Written problem >> Compile every line that includes the word "Market".

Records for this exercise >>
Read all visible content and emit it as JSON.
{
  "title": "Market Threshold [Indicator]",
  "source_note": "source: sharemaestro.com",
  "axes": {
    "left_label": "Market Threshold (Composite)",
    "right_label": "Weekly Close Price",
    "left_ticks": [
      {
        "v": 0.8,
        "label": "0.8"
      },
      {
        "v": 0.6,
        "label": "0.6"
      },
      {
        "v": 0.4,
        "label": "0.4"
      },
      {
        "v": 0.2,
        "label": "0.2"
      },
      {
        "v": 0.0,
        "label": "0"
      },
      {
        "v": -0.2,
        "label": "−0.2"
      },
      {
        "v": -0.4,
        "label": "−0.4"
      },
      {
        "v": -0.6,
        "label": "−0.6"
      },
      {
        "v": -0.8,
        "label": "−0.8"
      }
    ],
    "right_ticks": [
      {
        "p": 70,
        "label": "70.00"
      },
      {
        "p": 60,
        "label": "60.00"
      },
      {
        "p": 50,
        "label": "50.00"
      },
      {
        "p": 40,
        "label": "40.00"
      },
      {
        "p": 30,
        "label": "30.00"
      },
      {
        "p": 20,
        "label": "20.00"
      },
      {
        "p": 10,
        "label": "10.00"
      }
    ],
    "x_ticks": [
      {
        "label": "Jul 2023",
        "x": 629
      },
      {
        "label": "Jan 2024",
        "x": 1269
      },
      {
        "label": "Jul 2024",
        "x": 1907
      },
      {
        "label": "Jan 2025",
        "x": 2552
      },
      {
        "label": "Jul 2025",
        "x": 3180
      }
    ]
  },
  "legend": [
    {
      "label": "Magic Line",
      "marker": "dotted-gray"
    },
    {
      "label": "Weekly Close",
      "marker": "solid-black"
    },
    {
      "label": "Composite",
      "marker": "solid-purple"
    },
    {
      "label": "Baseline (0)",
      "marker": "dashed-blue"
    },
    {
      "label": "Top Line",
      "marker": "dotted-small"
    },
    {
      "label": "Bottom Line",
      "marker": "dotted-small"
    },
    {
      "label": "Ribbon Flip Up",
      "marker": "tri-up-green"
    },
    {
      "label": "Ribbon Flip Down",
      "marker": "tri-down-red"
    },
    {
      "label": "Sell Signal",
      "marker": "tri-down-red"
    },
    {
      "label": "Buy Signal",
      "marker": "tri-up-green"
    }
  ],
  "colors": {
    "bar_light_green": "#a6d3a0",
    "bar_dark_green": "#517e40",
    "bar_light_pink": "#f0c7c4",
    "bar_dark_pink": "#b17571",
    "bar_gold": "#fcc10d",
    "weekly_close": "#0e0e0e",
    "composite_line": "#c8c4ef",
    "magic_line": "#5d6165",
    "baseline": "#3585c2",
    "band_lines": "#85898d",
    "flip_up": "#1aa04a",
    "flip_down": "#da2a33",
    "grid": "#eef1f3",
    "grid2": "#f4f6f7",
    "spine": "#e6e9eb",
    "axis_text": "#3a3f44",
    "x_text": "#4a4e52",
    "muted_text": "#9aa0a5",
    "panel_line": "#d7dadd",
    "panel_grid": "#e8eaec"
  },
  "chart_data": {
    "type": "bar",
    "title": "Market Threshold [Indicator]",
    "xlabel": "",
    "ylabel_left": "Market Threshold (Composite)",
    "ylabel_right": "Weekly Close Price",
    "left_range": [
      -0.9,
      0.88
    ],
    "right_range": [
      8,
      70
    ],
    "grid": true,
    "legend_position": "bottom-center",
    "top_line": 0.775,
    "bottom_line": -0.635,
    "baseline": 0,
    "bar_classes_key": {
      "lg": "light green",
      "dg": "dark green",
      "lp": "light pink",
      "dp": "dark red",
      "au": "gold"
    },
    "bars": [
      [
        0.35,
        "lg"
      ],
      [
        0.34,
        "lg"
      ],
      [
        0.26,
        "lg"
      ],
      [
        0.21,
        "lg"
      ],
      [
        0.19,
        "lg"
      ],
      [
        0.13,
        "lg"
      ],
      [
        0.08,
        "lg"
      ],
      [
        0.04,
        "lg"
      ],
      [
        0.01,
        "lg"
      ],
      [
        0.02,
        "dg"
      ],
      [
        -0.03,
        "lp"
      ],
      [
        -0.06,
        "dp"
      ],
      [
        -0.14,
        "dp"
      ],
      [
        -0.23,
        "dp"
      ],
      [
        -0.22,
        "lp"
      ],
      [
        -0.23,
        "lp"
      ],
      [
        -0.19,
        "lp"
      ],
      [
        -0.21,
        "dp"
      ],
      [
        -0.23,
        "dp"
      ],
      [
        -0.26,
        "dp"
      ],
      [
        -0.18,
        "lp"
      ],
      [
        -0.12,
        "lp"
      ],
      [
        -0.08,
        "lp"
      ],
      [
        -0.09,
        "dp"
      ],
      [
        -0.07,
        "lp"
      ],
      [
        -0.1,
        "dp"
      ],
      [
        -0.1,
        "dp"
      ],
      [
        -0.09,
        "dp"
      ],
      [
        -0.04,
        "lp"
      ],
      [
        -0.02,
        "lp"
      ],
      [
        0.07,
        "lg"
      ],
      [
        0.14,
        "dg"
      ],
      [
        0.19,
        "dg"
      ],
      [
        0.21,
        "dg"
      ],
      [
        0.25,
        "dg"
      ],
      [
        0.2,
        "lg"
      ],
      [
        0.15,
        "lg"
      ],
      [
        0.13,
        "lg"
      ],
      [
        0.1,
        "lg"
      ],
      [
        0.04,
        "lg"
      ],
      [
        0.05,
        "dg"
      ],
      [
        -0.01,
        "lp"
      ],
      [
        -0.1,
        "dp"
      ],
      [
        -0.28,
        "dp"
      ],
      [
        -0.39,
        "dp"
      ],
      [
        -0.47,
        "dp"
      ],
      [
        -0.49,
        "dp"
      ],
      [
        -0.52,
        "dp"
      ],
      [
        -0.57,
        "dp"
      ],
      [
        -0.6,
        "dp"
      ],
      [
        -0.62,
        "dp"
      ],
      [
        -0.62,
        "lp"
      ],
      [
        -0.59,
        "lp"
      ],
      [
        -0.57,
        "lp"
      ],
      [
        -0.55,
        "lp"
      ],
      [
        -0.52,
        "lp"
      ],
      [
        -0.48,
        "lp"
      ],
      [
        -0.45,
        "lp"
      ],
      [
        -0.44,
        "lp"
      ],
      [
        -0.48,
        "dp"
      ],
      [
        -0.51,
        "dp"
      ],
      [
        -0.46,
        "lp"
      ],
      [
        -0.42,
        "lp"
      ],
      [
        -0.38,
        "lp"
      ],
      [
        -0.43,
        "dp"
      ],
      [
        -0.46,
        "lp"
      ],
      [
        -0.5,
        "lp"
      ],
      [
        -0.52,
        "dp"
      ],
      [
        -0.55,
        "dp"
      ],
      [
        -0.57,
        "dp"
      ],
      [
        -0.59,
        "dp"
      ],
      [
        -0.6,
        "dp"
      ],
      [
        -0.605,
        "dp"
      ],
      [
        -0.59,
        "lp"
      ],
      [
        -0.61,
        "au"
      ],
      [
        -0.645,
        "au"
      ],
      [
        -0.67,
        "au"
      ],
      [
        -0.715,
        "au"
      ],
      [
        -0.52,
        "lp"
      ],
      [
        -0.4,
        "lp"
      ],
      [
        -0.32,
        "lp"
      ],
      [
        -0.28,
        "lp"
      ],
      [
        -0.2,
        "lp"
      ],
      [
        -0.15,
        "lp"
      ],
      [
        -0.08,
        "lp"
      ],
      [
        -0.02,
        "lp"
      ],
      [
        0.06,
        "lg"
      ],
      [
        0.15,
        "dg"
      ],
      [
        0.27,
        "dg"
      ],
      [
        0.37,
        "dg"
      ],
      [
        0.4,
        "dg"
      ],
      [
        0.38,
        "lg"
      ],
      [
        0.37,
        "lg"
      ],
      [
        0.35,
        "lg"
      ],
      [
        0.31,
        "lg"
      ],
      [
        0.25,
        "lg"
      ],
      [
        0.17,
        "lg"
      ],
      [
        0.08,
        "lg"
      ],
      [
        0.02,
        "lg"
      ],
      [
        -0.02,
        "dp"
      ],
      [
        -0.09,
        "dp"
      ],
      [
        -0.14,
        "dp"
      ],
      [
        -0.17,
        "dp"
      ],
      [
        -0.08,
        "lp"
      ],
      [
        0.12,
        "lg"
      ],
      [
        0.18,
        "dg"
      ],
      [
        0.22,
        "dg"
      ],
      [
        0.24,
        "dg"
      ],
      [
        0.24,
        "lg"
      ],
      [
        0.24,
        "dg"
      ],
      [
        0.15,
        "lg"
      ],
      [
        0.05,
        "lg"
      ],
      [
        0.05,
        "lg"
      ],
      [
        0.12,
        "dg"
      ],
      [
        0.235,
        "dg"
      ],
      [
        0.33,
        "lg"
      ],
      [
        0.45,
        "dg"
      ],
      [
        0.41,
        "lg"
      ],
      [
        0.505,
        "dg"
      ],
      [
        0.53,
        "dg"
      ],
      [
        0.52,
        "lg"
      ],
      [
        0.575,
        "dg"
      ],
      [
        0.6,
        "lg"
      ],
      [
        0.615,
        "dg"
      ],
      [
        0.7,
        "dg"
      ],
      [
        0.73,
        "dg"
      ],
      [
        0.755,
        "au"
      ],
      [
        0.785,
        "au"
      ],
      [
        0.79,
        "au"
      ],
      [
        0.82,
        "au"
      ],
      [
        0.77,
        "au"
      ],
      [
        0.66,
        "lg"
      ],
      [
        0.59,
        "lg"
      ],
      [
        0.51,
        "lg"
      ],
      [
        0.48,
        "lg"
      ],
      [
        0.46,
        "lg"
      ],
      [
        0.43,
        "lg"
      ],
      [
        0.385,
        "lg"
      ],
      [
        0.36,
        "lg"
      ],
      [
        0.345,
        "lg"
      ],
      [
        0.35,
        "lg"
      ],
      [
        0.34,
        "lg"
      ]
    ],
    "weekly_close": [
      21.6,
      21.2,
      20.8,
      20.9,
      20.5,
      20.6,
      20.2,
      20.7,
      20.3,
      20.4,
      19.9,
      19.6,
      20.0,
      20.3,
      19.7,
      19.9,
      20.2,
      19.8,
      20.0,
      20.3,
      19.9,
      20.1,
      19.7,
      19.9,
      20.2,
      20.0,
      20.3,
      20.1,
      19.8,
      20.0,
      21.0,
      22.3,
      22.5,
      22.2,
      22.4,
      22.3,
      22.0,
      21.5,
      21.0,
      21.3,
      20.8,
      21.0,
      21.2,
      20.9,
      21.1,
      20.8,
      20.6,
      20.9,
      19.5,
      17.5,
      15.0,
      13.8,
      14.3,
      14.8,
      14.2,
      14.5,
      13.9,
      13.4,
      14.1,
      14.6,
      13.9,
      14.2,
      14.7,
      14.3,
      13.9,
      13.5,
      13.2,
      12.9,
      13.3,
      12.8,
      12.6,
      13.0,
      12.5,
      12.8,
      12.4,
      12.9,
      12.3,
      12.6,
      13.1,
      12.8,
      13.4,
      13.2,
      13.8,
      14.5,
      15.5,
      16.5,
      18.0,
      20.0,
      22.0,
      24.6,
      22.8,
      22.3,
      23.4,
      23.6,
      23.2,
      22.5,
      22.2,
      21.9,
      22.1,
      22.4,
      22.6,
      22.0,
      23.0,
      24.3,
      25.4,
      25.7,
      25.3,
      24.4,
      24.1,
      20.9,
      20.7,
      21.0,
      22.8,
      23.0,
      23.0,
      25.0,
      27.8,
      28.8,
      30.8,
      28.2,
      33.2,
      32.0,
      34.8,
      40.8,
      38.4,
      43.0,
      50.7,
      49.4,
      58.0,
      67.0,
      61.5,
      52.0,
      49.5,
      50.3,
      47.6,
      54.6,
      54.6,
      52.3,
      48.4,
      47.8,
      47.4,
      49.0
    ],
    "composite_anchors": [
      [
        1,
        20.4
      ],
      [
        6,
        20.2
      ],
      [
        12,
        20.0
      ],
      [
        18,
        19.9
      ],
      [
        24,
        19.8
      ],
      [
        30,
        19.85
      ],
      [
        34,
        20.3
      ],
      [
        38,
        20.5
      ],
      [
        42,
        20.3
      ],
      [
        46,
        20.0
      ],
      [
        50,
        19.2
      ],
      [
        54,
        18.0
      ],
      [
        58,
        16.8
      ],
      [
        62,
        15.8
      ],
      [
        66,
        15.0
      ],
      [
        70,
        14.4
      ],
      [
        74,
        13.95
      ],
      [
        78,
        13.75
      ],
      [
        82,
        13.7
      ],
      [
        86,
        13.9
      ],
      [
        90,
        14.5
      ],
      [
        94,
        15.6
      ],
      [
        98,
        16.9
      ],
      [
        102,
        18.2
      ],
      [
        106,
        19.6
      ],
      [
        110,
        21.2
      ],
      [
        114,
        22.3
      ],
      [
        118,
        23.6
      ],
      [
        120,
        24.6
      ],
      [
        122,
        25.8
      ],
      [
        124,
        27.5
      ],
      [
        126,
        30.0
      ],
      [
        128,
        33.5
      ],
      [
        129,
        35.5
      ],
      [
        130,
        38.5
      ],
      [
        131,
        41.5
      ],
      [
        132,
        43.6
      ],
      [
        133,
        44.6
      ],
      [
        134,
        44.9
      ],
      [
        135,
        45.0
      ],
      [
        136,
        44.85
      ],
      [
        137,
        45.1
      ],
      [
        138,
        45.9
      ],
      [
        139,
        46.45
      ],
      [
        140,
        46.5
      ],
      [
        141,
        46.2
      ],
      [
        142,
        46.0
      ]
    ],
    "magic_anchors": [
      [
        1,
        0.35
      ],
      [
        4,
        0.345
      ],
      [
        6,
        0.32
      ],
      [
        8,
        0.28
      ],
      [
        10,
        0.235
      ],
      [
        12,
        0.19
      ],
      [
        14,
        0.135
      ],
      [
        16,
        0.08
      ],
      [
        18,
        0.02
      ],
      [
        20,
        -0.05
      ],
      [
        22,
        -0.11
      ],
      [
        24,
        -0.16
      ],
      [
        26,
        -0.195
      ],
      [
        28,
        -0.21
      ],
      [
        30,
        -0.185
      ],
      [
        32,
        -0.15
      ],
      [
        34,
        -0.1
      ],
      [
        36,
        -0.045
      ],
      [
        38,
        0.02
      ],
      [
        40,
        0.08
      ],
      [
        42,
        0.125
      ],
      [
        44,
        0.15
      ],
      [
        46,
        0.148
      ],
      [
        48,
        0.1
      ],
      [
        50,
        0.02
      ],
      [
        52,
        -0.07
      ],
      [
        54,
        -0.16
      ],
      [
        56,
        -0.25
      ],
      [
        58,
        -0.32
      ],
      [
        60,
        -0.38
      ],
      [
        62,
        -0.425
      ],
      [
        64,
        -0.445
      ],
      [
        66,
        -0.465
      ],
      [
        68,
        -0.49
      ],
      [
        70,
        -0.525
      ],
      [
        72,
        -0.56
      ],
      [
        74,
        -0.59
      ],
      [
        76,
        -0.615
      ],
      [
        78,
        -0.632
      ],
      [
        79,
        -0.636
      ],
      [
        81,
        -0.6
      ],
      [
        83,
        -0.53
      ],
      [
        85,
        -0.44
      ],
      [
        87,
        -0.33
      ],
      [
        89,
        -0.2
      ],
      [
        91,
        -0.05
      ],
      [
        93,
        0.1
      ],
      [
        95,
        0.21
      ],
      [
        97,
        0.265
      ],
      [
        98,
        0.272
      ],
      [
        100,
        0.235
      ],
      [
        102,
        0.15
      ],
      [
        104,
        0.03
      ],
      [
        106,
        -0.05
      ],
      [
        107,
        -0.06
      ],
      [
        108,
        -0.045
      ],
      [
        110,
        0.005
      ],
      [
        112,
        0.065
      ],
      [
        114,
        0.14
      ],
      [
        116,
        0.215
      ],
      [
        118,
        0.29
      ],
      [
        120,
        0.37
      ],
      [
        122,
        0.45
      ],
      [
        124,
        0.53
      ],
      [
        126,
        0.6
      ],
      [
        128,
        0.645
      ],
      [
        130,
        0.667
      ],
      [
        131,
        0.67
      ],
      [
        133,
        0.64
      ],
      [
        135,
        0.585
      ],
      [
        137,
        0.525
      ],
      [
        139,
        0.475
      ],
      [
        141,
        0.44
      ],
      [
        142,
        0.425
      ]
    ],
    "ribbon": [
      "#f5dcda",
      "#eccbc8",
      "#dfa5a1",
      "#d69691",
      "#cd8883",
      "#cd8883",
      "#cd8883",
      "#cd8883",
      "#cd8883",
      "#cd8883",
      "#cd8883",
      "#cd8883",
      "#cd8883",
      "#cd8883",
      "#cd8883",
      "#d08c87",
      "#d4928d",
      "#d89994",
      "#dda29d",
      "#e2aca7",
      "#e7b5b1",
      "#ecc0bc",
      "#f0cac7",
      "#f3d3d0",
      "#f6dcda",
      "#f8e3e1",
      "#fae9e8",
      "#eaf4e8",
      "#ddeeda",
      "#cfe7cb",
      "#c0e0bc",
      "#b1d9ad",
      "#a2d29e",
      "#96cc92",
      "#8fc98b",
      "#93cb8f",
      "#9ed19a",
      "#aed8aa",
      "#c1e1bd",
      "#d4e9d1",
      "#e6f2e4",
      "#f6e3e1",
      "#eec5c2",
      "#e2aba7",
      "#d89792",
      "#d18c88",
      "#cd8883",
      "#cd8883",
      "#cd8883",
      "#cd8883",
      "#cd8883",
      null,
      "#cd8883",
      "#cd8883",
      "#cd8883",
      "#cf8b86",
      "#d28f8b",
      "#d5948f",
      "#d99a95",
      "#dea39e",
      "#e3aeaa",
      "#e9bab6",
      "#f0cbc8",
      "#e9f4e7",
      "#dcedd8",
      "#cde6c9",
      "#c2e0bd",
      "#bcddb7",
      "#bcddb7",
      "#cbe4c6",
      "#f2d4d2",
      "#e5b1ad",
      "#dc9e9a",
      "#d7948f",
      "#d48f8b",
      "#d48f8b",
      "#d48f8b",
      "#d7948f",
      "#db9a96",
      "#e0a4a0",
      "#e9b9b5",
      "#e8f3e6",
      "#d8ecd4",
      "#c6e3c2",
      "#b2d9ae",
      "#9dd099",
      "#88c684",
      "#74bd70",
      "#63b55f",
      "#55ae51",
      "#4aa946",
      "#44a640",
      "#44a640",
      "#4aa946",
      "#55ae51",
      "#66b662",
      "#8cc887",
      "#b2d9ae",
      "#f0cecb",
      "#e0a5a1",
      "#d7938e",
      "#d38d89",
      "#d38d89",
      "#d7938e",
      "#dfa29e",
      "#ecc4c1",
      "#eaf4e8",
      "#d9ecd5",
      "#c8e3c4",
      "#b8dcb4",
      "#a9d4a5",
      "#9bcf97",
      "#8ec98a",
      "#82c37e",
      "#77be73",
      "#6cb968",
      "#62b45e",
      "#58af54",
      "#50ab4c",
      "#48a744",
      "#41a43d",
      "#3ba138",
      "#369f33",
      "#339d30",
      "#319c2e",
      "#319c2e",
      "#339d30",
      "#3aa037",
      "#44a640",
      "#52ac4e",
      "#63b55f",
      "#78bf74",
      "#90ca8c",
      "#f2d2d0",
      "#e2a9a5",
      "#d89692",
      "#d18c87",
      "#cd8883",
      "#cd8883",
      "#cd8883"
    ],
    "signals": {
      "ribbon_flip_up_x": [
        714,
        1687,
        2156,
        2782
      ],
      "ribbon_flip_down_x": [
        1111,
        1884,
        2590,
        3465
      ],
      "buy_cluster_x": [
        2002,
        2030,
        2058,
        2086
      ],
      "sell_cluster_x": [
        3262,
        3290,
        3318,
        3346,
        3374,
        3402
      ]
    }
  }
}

Exercise response >>
  "title": "Market Threshold [Indicator]",
    "left_label": "Market Threshold (Composite)",
    "title": "Market Threshold [Indicator]",
    "ylabel_left": "Market Threshold (Composite)",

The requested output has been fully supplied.